» WHAT THIS TASK INVOLVES
Check each line of the records below for the word "JSON" and copy those where it appears.
== PROVIDED DATA ==
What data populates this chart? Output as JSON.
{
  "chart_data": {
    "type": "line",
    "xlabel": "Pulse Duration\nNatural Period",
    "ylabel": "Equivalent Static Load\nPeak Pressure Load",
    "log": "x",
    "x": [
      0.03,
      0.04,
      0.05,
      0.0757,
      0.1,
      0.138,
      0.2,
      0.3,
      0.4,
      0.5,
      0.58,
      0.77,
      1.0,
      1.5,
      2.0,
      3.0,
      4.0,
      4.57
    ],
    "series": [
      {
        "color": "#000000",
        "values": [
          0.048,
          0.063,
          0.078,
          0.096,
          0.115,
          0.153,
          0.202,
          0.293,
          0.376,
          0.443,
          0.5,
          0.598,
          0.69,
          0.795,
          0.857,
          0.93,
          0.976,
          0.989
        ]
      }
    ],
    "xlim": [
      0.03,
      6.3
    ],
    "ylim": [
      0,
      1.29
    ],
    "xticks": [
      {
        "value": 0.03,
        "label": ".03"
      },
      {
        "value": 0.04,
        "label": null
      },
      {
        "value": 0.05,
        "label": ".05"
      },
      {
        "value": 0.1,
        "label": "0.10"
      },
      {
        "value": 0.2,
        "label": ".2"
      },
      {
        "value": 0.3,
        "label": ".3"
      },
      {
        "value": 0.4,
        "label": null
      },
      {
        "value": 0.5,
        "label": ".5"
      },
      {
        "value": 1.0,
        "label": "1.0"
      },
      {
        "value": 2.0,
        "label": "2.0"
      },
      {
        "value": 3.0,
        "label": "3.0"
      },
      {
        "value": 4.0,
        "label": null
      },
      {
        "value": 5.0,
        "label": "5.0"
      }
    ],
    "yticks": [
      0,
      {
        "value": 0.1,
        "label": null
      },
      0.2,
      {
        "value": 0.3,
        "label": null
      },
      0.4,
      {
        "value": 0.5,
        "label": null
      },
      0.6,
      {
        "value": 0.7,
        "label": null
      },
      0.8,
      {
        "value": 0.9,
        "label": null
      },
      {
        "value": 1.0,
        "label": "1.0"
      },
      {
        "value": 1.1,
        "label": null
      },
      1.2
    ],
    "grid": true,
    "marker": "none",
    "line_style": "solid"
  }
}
===
== PROVIDED DATA ==
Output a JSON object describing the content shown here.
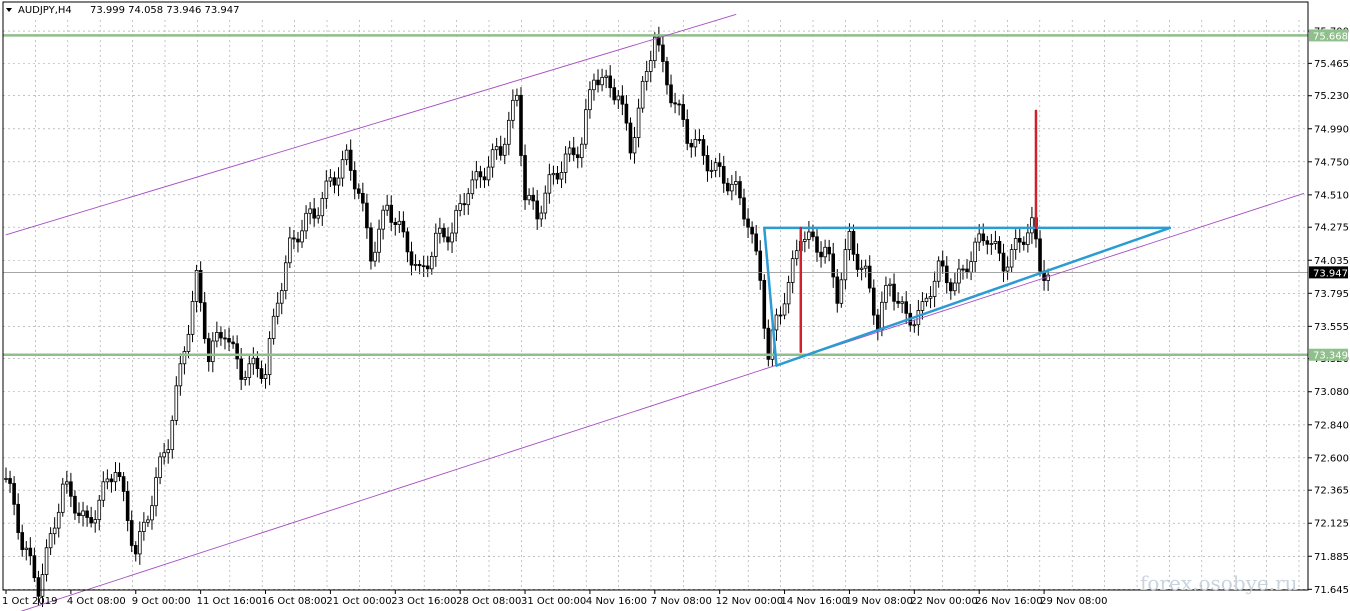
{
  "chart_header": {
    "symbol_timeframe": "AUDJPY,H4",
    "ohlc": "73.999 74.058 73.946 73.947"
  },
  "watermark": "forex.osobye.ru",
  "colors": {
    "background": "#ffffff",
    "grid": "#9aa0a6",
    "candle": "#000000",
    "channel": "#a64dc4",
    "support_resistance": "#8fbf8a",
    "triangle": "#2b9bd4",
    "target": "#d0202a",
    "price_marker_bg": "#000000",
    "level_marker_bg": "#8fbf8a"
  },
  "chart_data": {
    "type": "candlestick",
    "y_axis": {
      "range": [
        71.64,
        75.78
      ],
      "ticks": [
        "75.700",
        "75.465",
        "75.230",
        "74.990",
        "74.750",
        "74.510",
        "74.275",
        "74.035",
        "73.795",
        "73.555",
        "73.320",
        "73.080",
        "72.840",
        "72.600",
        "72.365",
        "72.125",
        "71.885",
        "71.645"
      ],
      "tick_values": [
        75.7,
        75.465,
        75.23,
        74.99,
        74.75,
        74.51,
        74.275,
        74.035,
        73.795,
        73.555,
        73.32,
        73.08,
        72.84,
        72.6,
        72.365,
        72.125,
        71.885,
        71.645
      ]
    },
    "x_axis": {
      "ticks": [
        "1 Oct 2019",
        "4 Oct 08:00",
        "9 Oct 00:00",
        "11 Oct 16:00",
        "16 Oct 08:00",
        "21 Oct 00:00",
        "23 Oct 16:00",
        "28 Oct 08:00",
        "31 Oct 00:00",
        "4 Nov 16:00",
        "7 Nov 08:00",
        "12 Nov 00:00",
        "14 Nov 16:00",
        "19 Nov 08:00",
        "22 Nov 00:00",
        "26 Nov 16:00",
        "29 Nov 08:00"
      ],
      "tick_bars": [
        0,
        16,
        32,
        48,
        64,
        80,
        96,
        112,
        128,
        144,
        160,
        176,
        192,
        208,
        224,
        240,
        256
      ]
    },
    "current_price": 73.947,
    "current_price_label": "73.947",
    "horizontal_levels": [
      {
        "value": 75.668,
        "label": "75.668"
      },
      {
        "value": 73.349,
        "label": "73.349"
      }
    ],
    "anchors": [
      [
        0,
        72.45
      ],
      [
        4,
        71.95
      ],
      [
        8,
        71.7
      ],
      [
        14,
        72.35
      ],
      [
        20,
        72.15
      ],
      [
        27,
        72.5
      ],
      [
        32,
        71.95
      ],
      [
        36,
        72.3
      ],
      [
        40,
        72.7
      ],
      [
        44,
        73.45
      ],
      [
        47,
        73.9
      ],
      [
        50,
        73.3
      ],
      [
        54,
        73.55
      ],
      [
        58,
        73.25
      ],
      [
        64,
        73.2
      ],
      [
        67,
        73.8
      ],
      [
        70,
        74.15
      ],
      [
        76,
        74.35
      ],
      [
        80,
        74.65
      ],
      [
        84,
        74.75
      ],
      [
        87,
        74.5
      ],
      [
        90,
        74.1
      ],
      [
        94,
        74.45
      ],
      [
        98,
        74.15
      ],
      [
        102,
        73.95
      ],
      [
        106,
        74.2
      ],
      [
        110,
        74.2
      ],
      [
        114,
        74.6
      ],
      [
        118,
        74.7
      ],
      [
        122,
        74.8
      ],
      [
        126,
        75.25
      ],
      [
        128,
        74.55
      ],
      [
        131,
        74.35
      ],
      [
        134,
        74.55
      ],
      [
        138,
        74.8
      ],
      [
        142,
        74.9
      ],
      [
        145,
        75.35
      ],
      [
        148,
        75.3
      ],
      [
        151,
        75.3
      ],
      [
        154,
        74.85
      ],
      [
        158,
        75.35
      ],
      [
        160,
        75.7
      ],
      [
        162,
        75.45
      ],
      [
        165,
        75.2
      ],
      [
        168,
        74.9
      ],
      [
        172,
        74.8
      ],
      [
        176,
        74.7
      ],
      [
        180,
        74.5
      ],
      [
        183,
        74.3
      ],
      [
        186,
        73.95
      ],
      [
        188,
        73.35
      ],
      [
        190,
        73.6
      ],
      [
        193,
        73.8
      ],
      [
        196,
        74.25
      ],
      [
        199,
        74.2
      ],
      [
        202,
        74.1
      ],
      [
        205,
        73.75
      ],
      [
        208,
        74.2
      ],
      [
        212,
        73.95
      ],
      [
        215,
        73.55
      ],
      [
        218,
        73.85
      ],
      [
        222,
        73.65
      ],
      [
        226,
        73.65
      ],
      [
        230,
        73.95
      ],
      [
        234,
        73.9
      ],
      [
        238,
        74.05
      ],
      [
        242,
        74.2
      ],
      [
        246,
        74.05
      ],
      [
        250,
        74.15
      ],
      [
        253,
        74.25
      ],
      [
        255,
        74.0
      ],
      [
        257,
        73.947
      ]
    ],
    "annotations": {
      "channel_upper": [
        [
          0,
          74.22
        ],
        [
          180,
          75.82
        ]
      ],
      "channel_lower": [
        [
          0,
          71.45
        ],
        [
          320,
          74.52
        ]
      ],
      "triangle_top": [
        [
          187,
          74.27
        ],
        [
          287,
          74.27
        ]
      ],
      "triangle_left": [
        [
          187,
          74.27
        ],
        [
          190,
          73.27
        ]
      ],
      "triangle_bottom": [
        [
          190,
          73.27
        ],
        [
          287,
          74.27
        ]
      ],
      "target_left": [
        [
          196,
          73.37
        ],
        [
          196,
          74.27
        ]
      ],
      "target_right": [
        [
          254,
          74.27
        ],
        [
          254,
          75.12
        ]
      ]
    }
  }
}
===
» THE OUTPUT
What data populates this chart? Output as JSON.
Output a JSON object describing the content shown here.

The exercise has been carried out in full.